## EXERCISE INSTRUCTIONS:
Which lines of the records contain "Республики"? Collect every one of them.

* BEGIN *

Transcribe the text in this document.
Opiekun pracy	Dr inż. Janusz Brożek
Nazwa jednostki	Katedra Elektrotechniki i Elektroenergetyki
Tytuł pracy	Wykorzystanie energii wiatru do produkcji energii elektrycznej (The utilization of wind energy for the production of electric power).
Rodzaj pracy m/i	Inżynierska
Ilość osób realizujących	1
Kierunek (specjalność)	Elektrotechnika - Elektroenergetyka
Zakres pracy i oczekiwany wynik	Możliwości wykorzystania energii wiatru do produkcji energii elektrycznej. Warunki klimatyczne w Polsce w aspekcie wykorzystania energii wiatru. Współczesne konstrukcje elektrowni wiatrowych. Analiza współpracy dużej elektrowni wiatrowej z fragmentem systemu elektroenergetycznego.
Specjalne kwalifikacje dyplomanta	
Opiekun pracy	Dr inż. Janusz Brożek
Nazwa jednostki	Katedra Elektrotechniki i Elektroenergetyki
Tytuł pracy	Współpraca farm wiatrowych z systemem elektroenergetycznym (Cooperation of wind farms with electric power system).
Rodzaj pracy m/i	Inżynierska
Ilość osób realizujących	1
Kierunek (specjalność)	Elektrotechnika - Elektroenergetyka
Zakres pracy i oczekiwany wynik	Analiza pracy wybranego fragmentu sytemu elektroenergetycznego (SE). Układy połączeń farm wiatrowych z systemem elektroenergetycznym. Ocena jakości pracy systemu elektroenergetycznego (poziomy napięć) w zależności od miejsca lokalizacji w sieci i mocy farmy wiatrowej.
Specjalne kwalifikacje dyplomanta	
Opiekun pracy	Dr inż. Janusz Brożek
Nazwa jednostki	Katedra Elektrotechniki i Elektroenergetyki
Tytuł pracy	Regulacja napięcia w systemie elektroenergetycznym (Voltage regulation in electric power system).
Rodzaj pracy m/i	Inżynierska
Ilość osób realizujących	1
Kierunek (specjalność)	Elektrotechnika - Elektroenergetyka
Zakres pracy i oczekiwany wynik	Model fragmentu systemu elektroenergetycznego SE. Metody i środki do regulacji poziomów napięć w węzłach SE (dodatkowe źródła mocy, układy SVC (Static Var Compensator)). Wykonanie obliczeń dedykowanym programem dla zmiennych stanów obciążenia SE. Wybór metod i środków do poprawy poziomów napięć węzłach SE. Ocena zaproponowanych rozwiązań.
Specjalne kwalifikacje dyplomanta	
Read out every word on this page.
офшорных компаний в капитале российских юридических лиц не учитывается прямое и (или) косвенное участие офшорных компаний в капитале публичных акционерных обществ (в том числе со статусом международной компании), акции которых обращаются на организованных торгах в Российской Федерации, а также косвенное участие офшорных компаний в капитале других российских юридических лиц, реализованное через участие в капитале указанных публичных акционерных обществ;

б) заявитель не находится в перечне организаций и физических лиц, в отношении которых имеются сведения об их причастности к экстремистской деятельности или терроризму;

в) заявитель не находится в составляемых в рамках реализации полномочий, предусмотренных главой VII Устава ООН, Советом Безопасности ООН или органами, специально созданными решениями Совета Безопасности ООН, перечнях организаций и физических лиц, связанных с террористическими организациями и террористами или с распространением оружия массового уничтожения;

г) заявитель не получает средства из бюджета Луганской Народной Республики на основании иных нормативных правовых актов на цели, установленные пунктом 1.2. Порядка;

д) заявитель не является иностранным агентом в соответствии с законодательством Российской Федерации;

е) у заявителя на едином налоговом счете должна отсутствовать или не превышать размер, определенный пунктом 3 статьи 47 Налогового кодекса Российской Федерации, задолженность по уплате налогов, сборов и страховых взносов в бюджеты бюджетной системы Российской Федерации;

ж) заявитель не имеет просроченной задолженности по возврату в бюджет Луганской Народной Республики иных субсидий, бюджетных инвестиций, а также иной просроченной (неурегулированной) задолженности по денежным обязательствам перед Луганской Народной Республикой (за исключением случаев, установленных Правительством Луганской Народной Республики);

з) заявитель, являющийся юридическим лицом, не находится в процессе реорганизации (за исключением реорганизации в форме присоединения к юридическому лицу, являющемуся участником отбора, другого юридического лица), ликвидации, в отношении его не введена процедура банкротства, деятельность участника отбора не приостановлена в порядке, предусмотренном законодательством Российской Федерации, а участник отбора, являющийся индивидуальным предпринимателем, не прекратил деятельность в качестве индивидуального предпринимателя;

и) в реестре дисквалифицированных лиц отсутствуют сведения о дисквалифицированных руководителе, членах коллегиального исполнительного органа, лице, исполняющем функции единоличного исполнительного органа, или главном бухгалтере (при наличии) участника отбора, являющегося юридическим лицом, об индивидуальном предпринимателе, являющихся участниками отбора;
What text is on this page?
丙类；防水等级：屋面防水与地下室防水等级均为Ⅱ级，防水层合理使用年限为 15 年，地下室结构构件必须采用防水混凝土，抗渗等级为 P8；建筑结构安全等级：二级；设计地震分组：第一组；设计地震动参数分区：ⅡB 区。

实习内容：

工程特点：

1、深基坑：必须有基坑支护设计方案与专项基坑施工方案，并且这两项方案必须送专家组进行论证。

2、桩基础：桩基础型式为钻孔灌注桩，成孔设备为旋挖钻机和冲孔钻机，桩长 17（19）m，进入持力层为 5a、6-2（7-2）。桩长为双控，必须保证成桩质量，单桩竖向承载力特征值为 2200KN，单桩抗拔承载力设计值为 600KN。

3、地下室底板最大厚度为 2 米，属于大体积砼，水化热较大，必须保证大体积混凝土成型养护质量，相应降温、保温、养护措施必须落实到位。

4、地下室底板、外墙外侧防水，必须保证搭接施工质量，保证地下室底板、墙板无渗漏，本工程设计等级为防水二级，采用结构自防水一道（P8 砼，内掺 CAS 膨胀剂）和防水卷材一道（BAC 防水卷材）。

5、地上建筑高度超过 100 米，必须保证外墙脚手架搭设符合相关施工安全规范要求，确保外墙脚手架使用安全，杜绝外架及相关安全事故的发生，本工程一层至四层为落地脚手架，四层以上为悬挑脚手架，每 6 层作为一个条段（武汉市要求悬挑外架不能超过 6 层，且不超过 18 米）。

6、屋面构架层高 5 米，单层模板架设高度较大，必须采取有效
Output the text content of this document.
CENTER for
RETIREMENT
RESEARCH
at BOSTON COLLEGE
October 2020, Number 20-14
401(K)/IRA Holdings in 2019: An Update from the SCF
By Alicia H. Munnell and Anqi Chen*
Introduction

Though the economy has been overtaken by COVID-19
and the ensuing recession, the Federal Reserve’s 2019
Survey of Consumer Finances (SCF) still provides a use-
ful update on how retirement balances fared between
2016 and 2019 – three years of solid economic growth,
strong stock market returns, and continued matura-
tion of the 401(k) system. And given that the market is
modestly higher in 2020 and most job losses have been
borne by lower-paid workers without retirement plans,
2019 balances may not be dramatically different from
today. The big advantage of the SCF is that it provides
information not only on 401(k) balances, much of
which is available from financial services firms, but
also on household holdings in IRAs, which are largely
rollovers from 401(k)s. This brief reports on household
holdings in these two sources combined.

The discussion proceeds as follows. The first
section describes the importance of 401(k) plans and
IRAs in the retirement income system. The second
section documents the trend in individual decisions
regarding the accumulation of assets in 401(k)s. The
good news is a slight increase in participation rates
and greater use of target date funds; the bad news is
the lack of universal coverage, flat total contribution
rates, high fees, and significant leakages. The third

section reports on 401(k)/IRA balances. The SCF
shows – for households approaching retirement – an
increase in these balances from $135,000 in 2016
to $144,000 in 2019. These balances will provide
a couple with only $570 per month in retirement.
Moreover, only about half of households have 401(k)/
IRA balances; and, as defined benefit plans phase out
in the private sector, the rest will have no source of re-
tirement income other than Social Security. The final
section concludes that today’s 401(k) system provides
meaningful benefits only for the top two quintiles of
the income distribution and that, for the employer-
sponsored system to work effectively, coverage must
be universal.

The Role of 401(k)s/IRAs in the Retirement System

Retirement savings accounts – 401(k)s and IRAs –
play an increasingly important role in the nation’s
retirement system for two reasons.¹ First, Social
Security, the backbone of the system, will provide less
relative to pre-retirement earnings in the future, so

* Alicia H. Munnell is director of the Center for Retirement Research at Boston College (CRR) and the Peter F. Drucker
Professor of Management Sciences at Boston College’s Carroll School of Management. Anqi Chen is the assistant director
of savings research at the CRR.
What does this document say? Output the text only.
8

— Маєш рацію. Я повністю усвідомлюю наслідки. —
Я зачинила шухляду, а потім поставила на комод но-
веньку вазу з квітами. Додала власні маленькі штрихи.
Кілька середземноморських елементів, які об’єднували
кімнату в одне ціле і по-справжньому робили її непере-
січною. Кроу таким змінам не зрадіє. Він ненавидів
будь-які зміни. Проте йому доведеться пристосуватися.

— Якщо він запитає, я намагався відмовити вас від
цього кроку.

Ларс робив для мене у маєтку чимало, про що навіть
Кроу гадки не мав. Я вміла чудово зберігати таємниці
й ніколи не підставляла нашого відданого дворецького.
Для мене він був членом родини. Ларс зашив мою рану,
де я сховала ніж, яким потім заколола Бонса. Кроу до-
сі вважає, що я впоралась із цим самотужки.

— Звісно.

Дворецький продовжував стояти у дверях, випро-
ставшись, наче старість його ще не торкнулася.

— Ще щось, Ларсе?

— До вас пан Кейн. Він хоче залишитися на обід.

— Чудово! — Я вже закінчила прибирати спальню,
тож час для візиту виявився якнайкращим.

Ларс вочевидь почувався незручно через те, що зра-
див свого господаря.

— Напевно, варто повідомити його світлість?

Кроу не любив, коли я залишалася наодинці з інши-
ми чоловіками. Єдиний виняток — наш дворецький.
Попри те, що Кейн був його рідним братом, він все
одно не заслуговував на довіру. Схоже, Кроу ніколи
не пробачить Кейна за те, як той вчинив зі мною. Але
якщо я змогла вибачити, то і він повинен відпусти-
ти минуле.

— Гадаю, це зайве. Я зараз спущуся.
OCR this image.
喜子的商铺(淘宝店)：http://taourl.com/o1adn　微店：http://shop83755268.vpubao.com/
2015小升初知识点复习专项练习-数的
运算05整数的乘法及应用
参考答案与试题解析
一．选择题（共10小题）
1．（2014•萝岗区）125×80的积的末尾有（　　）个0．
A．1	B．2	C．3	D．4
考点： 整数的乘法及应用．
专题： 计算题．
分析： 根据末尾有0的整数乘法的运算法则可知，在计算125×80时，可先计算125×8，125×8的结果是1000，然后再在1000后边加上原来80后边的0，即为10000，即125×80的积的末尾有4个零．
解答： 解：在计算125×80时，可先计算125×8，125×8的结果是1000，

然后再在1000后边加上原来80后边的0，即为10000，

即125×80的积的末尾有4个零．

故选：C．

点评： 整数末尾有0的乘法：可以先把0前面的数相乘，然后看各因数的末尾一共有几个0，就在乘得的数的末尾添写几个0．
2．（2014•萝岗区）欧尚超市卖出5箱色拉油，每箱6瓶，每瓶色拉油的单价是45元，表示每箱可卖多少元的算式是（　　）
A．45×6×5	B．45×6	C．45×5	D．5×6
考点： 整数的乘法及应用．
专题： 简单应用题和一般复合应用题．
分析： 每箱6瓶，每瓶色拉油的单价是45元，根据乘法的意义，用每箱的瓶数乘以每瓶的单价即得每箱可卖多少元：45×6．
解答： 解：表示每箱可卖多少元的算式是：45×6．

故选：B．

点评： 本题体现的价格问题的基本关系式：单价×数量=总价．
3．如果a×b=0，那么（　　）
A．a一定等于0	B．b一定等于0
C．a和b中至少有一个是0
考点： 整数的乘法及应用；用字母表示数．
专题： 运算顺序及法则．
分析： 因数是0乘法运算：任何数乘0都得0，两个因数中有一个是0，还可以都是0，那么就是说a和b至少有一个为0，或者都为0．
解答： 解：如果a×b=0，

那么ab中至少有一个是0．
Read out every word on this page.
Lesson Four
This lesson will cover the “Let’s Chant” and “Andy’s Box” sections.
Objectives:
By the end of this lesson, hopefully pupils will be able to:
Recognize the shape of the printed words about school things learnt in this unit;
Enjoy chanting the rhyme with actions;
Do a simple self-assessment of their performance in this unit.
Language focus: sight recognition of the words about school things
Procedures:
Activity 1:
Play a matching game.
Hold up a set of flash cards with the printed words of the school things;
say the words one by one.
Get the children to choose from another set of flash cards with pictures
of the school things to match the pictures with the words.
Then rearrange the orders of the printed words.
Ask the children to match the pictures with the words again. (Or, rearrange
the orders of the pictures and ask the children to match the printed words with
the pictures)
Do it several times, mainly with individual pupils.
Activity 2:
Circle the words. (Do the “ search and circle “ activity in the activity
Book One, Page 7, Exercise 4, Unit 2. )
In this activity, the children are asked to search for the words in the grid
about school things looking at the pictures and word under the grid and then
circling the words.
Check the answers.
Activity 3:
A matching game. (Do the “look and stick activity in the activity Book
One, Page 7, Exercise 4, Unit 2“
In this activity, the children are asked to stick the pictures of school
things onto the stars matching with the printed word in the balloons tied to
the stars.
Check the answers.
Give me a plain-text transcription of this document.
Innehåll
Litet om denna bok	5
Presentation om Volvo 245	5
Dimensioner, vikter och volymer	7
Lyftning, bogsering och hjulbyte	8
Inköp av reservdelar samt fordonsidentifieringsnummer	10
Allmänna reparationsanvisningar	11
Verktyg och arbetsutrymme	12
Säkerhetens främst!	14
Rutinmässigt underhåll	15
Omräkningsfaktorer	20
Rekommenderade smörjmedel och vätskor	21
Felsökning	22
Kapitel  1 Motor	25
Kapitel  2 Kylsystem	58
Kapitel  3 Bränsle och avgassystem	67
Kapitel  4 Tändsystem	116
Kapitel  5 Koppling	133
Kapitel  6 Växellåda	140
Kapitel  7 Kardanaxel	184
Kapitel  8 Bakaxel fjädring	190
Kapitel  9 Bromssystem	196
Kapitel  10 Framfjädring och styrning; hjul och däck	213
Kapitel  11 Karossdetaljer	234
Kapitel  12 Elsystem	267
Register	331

* END *

## RESULT OF THIS EXERCISE:
г) заявитель не получает средства из бюджета Луганской Народной Республики на основании иных нормативных правовых актов на цели, установленные пунктом 1.2. Порядка;
ж) заявитель не имеет просроченной задолженности по возврату в бюджет Луганской Народной Республики иных субсидий, бюджетных инвестиций, а также иной просроченной (неурегулированной) задолженности по денежным обязательствам перед Луганской Народной Республикой (за исключением случаев, установленных Правительством Луганской Народной Республики);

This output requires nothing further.